## begin Listed entries
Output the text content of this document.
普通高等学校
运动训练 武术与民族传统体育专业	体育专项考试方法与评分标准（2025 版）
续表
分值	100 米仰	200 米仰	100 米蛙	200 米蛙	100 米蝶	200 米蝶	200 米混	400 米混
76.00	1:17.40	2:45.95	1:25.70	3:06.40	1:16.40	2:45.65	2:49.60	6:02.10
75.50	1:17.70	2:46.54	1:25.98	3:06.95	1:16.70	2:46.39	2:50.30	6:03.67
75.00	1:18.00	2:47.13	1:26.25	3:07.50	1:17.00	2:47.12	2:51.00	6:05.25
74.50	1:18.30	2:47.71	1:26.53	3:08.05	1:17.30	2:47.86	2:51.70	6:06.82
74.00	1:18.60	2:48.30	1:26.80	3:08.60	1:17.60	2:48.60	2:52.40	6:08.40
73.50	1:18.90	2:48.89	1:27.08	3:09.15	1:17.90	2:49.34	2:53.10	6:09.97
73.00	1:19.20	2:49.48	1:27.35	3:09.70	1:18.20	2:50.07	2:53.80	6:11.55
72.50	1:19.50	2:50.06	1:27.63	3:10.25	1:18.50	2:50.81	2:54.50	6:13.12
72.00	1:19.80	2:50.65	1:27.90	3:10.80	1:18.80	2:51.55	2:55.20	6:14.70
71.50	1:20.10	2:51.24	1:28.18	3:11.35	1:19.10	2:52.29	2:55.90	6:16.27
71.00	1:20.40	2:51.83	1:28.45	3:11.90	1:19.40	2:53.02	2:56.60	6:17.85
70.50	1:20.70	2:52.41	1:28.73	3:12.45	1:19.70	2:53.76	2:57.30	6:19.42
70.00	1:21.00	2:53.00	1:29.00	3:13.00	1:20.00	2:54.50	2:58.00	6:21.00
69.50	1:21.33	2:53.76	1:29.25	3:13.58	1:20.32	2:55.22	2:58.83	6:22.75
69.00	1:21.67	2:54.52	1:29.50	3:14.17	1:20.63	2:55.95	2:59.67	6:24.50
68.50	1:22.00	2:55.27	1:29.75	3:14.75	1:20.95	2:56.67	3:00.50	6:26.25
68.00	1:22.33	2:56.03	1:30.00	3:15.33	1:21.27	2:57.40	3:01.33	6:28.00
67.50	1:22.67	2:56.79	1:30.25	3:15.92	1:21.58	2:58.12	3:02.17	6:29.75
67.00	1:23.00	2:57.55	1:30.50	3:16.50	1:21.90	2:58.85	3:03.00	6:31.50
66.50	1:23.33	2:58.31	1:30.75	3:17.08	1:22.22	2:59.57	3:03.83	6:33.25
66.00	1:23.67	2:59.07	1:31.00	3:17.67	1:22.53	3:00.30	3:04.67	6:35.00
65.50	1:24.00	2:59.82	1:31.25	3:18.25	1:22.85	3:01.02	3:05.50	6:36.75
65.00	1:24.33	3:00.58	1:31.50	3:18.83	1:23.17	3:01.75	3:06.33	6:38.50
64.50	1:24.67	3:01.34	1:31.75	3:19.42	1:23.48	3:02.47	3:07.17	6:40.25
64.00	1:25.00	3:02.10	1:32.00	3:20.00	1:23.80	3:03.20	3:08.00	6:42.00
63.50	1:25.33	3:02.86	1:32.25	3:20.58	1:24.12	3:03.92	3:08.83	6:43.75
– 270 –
## end Listed entries
Go through the listing and print each line exactly as it appears.

Output the text content of this document.
普通高等学校
运动训练 武术与民族传统体育专业	体育专项考试方法与评分标准（2025 版）
续表
分值	100 米仰	200 米仰	100 米蛙	200 米蛙	100 米蝶	200 米蝶	200 米混	400 米混
76.00	1:17.40	2:45.95	1:25.70	3:06.40	1:16.40	2:45.65	2:49.60	6:02.10
75.50	1:17.70	2:46.54	1:25.98	3:06.95	1:16.70	2:46.39	2:50.30	6:03.67
75.00	1:18.00	2:47.13	1:26.25	3:07.50	1:17.00	2:47.12	2:51.00	6:05.25
74.50	1:18.30	2:47.71	1:26.53	3:08.05	1:17.30	2:47.86	2:51.70	6:06.82
74.00	1:18.60	2:48.30	1:26.80	3:08.60	1:17.60	2:48.60	2:52.40	6:08.40
73.50	1:18.90	2:48.89	1:27.08	3:09.15	1:17.90	2:49.34	2:53.10	6:09.97
73.00	1:19.20	2:49.48	1:27.35	3:09.70	1:18.20	2:50.07	2:53.80	6:11.55
72.50	1:19.50	2:50.06	1:27.63	3:10.25	1:18.50	2:50.81	2:54.50	6:13.12
72.00	1:19.80	2:50.65	1:27.90	3:10.80	1:18.80	2:51.55	2:55.20	6:14.70
71.50	1:20.10	2:51.24	1:28.18	3:11.35	1:19.10	2:52.29	2:55.90	6:16.27
71.00	1:20.40	2:51.83	1:28.45	3:11.90	1:19.40	2:53.02	2:56.60	6:17.85
70.50	1:20.70	2:52.41	1:28.73	3:12.45	1:19.70	2:53.76	2:57.30	6:19.42
70.00	1:21.00	2:53.00	1:29.00	3:13.00	1:20.00	2:54.50	2:58.00	6:21.00
69.50	1:21.33	2:53.76	1:29.25	3:13.58	1:20.32	2:55.22	2:58.83	6:22.75
69.00	1:21.67	2:54.52	1:29.50	3:14.17	1:20.63	2:55.95	2:59.67	6:24.50
68.50	1:22.00	2:55.27	1:29.75	3:14.75	1:20.95	2:56.67	3:00.50	6:26.25
68.00	1:22.33	2:56.03	1:30.00	3:15.33	1:21.27	2:57.40	3:01.33	6:28.00
67.50	1:22.67	2:56.79	1:30.25	3:15.92	1:21.58	2:58.12	3:02.17	6:29.75
67.00	1:23.00	2:57.55	1:30.50	3:16.50	1:21.90	2:58.85	3:03.00	6:31.50
66.50	1:23.33	2:58.31	1:30.75	3:17.08	1:22.22	2:59.57	3:03.83	6:33.25
66.00	1:23.67	2:59.07	1:31.00	3:17.67	1:22.53	3:00.30	3:04.67	6:35.00
65.50	1:24.00	2:59.82	1:31.25	3:18.25	1:22.85	3:01.02	3:05.50	6:36.75
65.00	1:24.33	3:00.58	1:31.50	3:18.83	1:23.17	3:01.75	3:06.33	6:38.50
64.50	1:24.67	3:01.34	1:31.75	3:19.42	1:23.48	3:02.47	3:07.17	6:40.25
64.00	1:25.00	3:02.10	1:32.00	3:20.00	1:23.80	3:03.20	3:08.00	6:42.00
63.50	1:25.33	3:02.86	1:32.25	3:20.58	1:24.12	3:03.92	3:08.83	6:43.75
– 270 –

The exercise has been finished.